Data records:
------------------------
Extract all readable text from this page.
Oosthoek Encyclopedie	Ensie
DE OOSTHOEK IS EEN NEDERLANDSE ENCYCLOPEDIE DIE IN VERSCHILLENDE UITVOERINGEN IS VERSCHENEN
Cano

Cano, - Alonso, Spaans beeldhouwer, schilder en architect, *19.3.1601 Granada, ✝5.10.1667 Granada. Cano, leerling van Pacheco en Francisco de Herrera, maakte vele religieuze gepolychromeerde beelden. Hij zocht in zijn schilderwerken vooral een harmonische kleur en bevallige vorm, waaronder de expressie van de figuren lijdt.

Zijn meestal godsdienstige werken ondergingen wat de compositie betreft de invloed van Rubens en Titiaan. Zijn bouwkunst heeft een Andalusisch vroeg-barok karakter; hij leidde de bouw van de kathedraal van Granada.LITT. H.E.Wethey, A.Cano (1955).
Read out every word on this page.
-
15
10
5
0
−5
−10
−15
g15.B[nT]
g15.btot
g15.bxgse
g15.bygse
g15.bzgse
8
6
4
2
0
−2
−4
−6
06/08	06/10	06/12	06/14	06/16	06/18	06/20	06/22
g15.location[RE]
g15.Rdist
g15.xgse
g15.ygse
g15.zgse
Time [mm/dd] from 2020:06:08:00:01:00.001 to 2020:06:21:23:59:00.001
------------------------
Given problem :: Repeat the data precisely, line by line.

Written reply ::
Extract all readable text from this page.
Oosthoek Encyclopedie	Ensie
DE OOSTHOEK IS EEN NEDERLANDSE ENCYCLOPEDIE DIE IN VERSCHILLENDE UITVOERINGEN IS VERSCHENEN
Cano

Cano, - Alonso, Spaans beeldhouwer, schilder en architect, *19.3.1601 Granada, ✝5.10.1667 Granada. Cano, leerling van Pacheco en Francisco de Herrera, maakte vele religieuze gepolychromeerde beelden. Hij zocht in zijn schilderwerken vooral een harmonische kleur en bevallige vorm, waaronder de expressie van de figuren lijdt.

Zijn meestal godsdienstige werken ondergingen wat de compositie betreft de invloed van Rubens en Titiaan. Zijn bouwkunst heeft een Andalusisch vroeg-barok karakter; hij leidde de bouw van de kathedraal van Granada.LITT. H.E.Wethey, A.Cano (1955).
Read out every word on this page.
-
15
10
5
0
−5
−10
−15
g15.B[nT]
g15.btot
g15.bxgse
g15.bygse
g15.bzgse
8
6
4
2
0
−2
−4
−6
06/08	06/10	06/12	06/14	06/16	06/18	06/20	06/22
g15.location[RE]
g15.Rdist
g15.xgse
g15.ygse
g15.zgse
Time [mm/dd] from 2020:06:08:00:01:00.001 to 2020:06:21:23:59:00.001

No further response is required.